* start Dataset records *

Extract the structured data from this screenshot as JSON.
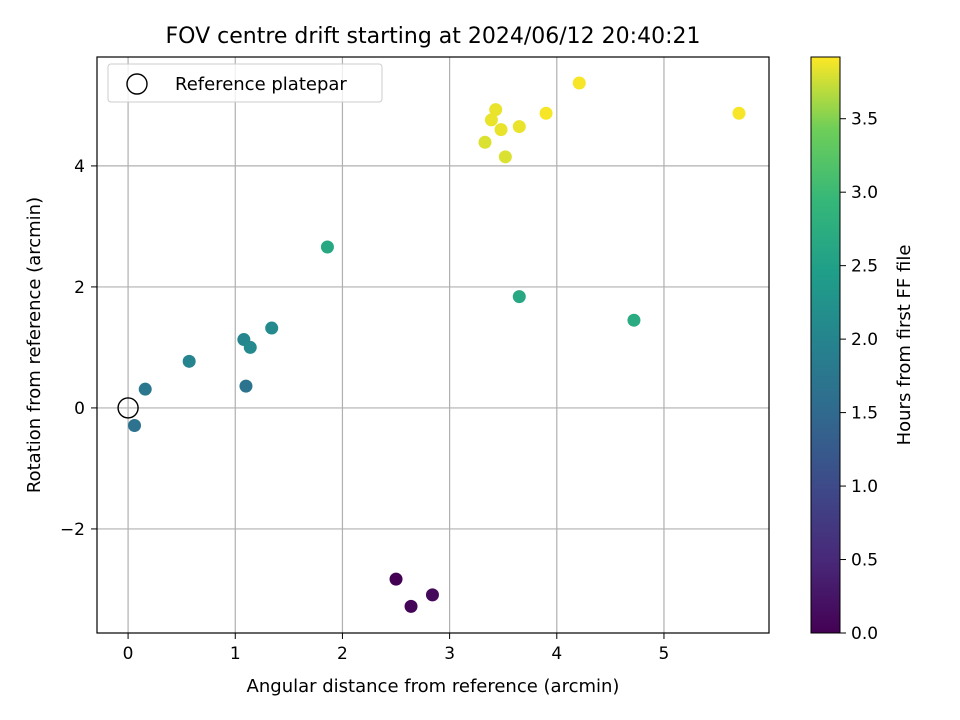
{
  "chart_data": {
    "type": "scatter",
    "title": "FOV centre drift starting at 2024/06/12 20:40:21",
    "xlabel": "Angular distance from reference (arcmin)",
    "ylabel": "Rotation from reference (arcmin)",
    "xlim": [
      -0.29,
      5.98
    ],
    "ylim": [
      -3.72,
      5.8
    ],
    "xticks": [
      0,
      1,
      2,
      3,
      4,
      5
    ],
    "yticks": [
      -2,
      0,
      2,
      4
    ],
    "ytick_labels": [
      "−2",
      "0",
      "2",
      "4"
    ],
    "grid": true,
    "legend": {
      "placement": "top-left",
      "entries": [
        {
          "label": "Reference platepar",
          "marker": "open-circle"
        }
      ],
      "reference_point": {
        "x": 0,
        "y": 0
      }
    },
    "colorbar": {
      "label": "Hours from first FF file",
      "colormap": "viridis",
      "range": [
        0,
        3.92
      ],
      "ticks": [
        0.0,
        0.5,
        1.0,
        1.5,
        2.0,
        2.5,
        3.0,
        3.5
      ],
      "tick_labels": [
        "0.0",
        "0.5",
        "1.0",
        "1.5",
        "2.0",
        "2.5",
        "3.0",
        "3.5"
      ]
    },
    "points": [
      {
        "x": 2.5,
        "y": -2.83,
        "hours": 0.0
      },
      {
        "x": 2.64,
        "y": -3.28,
        "hours": 0.05
      },
      {
        "x": 2.84,
        "y": -3.09,
        "hours": 0.1
      },
      {
        "x": 0.06,
        "y": -0.29,
        "hours": 1.65
      },
      {
        "x": 1.1,
        "y": 0.36,
        "hours": 1.7
      },
      {
        "x": 0.16,
        "y": 0.31,
        "hours": 1.75
      },
      {
        "x": 0.57,
        "y": 0.77,
        "hours": 2.0
      },
      {
        "x": 1.08,
        "y": 1.13,
        "hours": 2.05
      },
      {
        "x": 1.14,
        "y": 1.0,
        "hours": 2.1
      },
      {
        "x": 1.34,
        "y": 1.32,
        "hours": 2.1
      },
      {
        "x": 1.86,
        "y": 2.66,
        "hours": 2.65
      },
      {
        "x": 3.65,
        "y": 1.84,
        "hours": 2.65
      },
      {
        "x": 4.72,
        "y": 1.45,
        "hours": 2.7
      },
      {
        "x": 3.33,
        "y": 4.39,
        "hours": 3.8
      },
      {
        "x": 3.39,
        "y": 4.76,
        "hours": 3.85
      },
      {
        "x": 3.43,
        "y": 4.93,
        "hours": 3.85
      },
      {
        "x": 3.48,
        "y": 4.6,
        "hours": 3.85
      },
      {
        "x": 3.52,
        "y": 4.15,
        "hours": 3.8
      },
      {
        "x": 3.65,
        "y": 4.65,
        "hours": 3.85
      },
      {
        "x": 3.9,
        "y": 4.87,
        "hours": 3.9
      },
      {
        "x": 4.21,
        "y": 5.37,
        "hours": 3.9
      },
      {
        "x": 5.7,
        "y": 4.87,
        "hours": 3.9
      }
    ]
  }
}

* end Dataset records *

### [Problem description]
Only the number is wanted: how many lines of the material contain the word "arcmin"?

### [Exercise result]
2